- _INFORMATION GIVEN_:
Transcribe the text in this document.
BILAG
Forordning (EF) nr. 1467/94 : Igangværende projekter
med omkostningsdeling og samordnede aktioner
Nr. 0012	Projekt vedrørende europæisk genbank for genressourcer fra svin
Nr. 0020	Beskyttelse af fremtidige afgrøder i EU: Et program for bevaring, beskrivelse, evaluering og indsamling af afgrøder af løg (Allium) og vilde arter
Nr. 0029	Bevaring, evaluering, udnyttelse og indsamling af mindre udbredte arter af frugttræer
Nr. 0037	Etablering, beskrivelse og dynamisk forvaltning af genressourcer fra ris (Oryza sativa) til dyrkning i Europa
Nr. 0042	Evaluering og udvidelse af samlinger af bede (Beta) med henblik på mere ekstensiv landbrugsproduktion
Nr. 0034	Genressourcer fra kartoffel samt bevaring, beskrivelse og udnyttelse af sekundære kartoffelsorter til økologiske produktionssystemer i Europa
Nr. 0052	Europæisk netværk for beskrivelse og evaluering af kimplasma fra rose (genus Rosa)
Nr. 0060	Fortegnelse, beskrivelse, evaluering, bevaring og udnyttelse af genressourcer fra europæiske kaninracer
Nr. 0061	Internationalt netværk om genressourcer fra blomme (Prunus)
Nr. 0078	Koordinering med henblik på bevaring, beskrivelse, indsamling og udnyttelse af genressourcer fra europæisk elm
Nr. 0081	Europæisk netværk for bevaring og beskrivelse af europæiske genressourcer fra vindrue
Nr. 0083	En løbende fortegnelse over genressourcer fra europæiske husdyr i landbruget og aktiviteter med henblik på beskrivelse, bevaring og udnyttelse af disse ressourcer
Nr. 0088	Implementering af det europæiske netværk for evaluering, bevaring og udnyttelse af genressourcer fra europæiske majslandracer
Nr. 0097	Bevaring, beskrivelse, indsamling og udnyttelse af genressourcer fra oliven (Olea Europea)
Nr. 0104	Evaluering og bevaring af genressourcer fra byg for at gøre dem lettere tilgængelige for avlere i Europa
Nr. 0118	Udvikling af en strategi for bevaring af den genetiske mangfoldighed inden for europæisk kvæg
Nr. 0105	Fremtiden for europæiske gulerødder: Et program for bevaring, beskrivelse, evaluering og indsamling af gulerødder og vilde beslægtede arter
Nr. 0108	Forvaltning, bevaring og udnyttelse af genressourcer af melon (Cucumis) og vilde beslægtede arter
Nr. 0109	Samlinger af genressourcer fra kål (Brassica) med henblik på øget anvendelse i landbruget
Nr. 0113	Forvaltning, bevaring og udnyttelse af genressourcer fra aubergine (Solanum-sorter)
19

- _TASK DESCRIPTION_: Copy every line of the material, please, keeping it exactly the same.

- _CORRECT OUTPUT_:
Transcribe the text in this document.
BILAG
Forordning (EF) nr. 1467/94 : Igangværende projekter
med omkostningsdeling og samordnede aktioner
Nr. 0012	Projekt vedrørende europæisk genbank for genressourcer fra svin
Nr. 0020	Beskyttelse af fremtidige afgrøder i EU: Et program for bevaring, beskrivelse, evaluering og indsamling af afgrøder af løg (Allium) og vilde arter
Nr. 0029	Bevaring, evaluering, udnyttelse og indsamling af mindre udbredte arter af frugttræer
Nr. 0037	Etablering, beskrivelse og dynamisk forvaltning af genressourcer fra ris (Oryza sativa) til dyrkning i Europa
Nr. 0042	Evaluering og udvidelse af samlinger af bede (Beta) med henblik på mere ekstensiv landbrugsproduktion
Nr. 0034	Genressourcer fra kartoffel samt bevaring, beskrivelse og udnyttelse af sekundære kartoffelsorter til økologiske produktionssystemer i Europa
Nr. 0052	Europæisk netværk for beskrivelse og evaluering af kimplasma fra rose (genus Rosa)
Nr. 0060	Fortegnelse, beskrivelse, evaluering, bevaring og udnyttelse af genressourcer fra europæiske kaninracer
Nr. 0061	Internationalt netværk om genressourcer fra blomme (Prunus)
Nr. 0078	Koordinering med henblik på bevaring, beskrivelse, indsamling og udnyttelse af genressourcer fra europæisk elm
Nr. 0081	Europæisk netværk for bevaring og beskrivelse af europæiske genressourcer fra vindrue
Nr. 0083	En løbende fortegnelse over genressourcer fra europæiske husdyr i landbruget og aktiviteter med henblik på beskrivelse, bevaring og udnyttelse af disse ressourcer
Nr. 0088	Implementering af det europæiske netværk for evaluering, bevaring og udnyttelse af genressourcer fra europæiske majslandracer
Nr. 0097	Bevaring, beskrivelse, indsamling og udnyttelse af genressourcer fra oliven (Olea Europea)
Nr. 0104	Evaluering og bevaring af genressourcer fra byg for at gøre dem lettere tilgængelige for avlere i Europa
Nr. 0118	Udvikling af en strategi for bevaring af den genetiske mangfoldighed inden for europæisk kvæg
Nr. 0105	Fremtiden for europæiske gulerødder: Et program for bevaring, beskrivelse, evaluering og indsamling af gulerødder og vilde beslægtede arter
Nr. 0108	Forvaltning, bevaring og udnyttelse af genressourcer af melon (Cucumis) og vilde beslægtede arter
Nr. 0109	Samlinger af genressourcer fra kål (Brassica) med henblik på øget anvendelse i landbruget
Nr. 0113	Forvaltning, bevaring og udnyttelse af genressourcer fra aubergine (Solanum-sorter)
19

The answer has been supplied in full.